• [Goal of the exercise]
Copy the lines exactly, beginning at the very start of the items and continuing through the line containing "bookmark-star-icon[interactable]: ☆ <box>926".

Records from a collection:
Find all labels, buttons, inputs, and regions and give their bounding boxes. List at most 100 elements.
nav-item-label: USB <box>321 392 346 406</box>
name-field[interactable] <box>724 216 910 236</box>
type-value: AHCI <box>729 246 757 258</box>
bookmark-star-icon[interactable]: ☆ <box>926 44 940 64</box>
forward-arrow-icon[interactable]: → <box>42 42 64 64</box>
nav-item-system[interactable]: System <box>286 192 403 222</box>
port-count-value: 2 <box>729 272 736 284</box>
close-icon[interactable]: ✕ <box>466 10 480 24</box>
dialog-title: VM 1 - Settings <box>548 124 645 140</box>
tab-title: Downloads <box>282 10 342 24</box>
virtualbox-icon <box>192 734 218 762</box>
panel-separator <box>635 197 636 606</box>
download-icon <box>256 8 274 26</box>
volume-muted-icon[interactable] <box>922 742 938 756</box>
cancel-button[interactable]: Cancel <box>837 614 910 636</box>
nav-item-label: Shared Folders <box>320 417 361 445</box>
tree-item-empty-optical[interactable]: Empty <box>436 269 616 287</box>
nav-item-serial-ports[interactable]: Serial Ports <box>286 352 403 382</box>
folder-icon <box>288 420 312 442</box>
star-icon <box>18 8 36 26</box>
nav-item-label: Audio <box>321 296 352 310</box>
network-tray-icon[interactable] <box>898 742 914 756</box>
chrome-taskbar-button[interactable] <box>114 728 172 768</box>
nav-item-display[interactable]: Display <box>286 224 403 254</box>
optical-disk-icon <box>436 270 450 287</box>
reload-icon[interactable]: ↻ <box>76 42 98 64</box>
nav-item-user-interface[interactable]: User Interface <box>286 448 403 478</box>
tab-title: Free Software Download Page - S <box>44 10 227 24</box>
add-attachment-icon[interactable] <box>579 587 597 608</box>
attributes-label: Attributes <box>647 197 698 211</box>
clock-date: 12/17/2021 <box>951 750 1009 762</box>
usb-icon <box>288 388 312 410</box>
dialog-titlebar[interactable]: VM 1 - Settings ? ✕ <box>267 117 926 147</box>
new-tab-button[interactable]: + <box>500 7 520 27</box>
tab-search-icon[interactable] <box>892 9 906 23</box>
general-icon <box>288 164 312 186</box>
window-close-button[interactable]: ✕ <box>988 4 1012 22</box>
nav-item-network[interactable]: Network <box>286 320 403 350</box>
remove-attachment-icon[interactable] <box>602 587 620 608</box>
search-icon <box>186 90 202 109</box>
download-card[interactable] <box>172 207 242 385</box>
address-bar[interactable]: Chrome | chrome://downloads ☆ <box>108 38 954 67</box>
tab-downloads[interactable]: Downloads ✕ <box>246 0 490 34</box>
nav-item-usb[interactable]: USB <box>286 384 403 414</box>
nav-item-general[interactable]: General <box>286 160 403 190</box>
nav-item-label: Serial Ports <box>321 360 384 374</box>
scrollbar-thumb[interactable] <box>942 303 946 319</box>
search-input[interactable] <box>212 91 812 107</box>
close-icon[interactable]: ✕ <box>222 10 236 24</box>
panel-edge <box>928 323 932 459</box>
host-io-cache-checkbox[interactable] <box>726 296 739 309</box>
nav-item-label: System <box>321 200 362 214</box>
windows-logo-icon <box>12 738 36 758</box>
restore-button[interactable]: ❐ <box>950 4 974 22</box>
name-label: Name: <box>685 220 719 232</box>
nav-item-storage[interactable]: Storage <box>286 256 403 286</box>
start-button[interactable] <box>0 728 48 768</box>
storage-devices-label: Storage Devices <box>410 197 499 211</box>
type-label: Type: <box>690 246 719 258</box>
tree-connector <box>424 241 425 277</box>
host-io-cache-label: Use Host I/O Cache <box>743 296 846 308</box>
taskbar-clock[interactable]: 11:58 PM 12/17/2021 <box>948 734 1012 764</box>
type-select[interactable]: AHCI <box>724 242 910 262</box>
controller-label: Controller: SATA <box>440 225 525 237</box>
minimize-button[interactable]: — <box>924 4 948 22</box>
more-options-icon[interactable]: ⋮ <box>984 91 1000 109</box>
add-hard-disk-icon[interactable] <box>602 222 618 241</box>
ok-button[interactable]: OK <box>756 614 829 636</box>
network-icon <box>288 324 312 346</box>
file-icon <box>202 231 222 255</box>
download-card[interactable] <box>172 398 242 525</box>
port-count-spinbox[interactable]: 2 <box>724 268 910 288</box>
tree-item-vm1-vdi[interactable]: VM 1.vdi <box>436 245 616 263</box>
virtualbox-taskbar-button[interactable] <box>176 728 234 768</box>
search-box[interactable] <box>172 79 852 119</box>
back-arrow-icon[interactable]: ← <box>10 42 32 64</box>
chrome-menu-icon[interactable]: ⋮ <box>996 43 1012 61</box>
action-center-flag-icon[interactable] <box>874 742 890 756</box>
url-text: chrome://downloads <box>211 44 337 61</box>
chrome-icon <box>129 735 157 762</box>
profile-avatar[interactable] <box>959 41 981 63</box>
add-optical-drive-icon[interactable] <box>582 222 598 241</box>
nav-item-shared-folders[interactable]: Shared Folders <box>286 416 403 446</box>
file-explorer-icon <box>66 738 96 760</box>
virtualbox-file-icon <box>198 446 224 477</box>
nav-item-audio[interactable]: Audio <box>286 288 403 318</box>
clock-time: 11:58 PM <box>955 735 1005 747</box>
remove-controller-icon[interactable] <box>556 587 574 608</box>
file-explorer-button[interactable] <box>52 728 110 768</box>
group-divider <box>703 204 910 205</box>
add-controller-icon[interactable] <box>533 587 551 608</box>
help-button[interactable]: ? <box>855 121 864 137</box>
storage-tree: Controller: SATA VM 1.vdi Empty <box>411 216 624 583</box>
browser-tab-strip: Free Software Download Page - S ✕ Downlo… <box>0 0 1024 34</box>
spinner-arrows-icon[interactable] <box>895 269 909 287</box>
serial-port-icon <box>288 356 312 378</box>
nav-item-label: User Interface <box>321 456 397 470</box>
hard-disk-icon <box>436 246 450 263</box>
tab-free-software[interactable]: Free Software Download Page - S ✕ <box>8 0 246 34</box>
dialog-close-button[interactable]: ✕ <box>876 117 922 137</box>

• [Solution for this problem]
Find all labels, buttons, inputs, and regions and give their bounding boxes. List at most 100 elements.
nav-item-label: USB <box>321 392 346 406</box>
name-field[interactable] <box>724 216 910 236</box>
type-value: AHCI <box>729 246 757 258</box>
bookmark-star-icon[interactable]: ☆ <box>926 44 940 64</box>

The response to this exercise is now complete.